Usando as informações.
A: Segundo a Energy Information Administration, quantas plantas de criptomineração havia nos EUA no início de 2024, de acordo com o trecho sobre a mineração de bitcoin?
B: Dê continuidade ao trecho sobre a mineração de bitcoin, começando logo após a sua última frase.

Trecho do texto.
────────

Yvonne Taylor, vice-presidente dos Guardiões do Lago Seneca, um grupo ambiental, resume a preocupação da comunidade: “O turismo e a produção de vinho são a nossa economia. E tudo isso depende de ar e água limpos!” A Greenidge, na visão dela, representa uma ameaça direta a esse ecossistema.
A mineração de bitcoin em larga escala exige uma quantidade absurda de energia. Em 2021, a Greenidge gerava cerca de 44 megawatts para essa atividade – o suficiente para abastecer até 40 mil residências, dependendo do consumo. Essa energia gera, por sua vez, emissões igualmente alarmantes. Dados da própria Greenidge, analisados pela Earthjustice, apontam para quase 800 mil toneladas de dióxido de carbono e equivalentes de CO2 em 2023 – o equivalente às emissões de mais de 170 mil carros.
No início de 2024, segundo a Energy Information Administration (EIA), existiam 137 plantas de criptomineração nos EUA. Com a ascensão de um presidente autodeclarado “presidente das criptomoedas”, a expectativa é que essas empresas encontrem menos obstáculos para expandir suas operações. Troy Cross, professor de filosofia do Bitcoin Policy Institute, acredita que “Trump facilitará a vida das grandes mineradoras, especialmente no oeste do Texas”. Afinal, o Texas é um grande produtor de energia, tanto fóssil quanto renovável. Com a criação de um grupo de trabalho para regular as criptomoedas e o anúncio de uma reserva nacional de ativos digitais, a mudança de postura de Trump – que já chamou o bitcoin de “fraude” – é gritante. Ele até lançou sua própria “memecoin”!

────────

Material extraído.
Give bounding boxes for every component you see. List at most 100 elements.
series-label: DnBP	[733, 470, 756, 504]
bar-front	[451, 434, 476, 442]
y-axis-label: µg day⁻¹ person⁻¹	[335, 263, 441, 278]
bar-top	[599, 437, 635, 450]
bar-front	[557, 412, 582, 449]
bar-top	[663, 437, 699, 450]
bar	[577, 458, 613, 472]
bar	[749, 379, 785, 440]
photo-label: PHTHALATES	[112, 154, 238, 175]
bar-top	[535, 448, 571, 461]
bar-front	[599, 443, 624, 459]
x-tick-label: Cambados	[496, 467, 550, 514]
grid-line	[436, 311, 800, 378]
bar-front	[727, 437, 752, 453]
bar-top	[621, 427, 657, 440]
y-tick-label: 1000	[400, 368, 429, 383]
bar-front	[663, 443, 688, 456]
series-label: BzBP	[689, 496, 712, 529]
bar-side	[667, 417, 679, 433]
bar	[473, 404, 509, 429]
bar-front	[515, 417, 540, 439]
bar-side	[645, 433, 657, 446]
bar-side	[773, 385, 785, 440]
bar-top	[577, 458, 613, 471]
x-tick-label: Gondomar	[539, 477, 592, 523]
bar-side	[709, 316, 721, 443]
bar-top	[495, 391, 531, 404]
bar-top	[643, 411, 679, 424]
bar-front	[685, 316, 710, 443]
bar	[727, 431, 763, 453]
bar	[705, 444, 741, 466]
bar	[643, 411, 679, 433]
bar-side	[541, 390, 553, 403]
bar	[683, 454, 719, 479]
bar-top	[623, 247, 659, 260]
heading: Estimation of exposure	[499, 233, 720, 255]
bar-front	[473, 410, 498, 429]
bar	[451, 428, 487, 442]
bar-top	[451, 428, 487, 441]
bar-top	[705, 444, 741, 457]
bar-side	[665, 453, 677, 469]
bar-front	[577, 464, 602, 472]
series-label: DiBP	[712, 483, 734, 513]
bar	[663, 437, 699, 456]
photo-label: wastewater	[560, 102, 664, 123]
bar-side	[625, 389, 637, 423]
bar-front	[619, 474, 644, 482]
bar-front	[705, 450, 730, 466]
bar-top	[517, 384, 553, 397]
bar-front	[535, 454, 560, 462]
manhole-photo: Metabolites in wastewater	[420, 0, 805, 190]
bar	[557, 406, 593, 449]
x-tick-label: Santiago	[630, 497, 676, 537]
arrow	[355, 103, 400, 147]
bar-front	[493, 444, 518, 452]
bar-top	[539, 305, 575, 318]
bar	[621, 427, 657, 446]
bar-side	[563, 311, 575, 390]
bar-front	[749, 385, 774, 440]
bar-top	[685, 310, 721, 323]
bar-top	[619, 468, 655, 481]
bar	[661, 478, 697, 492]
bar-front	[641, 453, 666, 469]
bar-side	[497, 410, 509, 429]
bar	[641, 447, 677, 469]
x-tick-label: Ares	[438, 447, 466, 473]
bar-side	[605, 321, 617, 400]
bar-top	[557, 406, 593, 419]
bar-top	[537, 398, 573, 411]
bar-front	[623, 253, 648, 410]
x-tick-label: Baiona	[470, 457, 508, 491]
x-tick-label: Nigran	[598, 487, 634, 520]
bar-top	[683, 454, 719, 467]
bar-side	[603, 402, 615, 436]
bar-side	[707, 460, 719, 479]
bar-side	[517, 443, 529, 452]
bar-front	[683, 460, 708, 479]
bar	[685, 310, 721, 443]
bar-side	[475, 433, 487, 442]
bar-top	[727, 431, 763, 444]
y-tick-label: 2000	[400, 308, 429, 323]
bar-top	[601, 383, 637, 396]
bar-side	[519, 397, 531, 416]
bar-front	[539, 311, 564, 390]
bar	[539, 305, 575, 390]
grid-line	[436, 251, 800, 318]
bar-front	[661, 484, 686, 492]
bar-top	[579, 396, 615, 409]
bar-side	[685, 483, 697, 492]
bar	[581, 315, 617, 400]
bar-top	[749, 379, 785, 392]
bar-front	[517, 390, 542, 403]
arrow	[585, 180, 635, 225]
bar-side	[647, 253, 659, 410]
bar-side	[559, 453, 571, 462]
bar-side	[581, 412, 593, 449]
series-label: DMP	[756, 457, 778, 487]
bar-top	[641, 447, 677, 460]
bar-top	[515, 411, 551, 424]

────────

Lista de respostas.
A: Havia 137 plantas de criptomineração.

B:
Taylor critica: “Essas fazendas de mineração estão se espalhando como um câncer pelo país! Corporações espertas aparecem em comunidades rurais carentes, prometendo empregos e riqueza”. Em Dresden, a Greenidge empregava 48 pessoas em 2022 – quase o mesmo que um McDonald’s, ironiza Taylor, mostrando como essas promessas são irreais.
Margot Paez, do Bitcoin Policy Institute, considera a decisão da Greenidge de operar junto a uma usina a gás natural uma “ideia péssima”. Mas admite que a planta é “apenas uma maçã podre” em meio a um cenário maior, defendendo que mineradoras devem apostar em energias renováveis ou, pelo menos, apoiar o equilíbrio da rede elétrica. Um estudo preliminar do estado de Nova York sobre as 11 instalações de criptomoedas no estado concluiu que o consumo de energia dessas plantas pode comprometer as metas de transição para energias renováveis.
Outro ponto crítico é o consumo de água. Para resfriar os computadores, a Greenidge extrai até 525 milhões de litros de água do Lago Seneca por dia, devolvendo 507 milhões – mas a uma temperatura muito mais alta: entre 30°C no inverno e 42°C no verão. Isso torna o lago impróprio para banhistas, além de ameaçar a vida aquática e causar florações de algas nocivas. O número de florações explodiu de 50 em 2023 para 377 em 2024, causando problemas de saúde como erupções cutâneas, tosse e vômitos.
Os moradores recorreram à justiça, sem sucesso até agora. Eles também procuraram o grupo de trabalho de criptomoedas de Trump, sem resposta.
O impacto se estende além de Dresden. Em Geneva, a 16 quilômetros dali, Vinny Aliperti, dono da vinícola Billsboro, teme pelo futuro: “Lagos limpos são essenciais para o agroturismo, para atrair visitantes às vinícolas”.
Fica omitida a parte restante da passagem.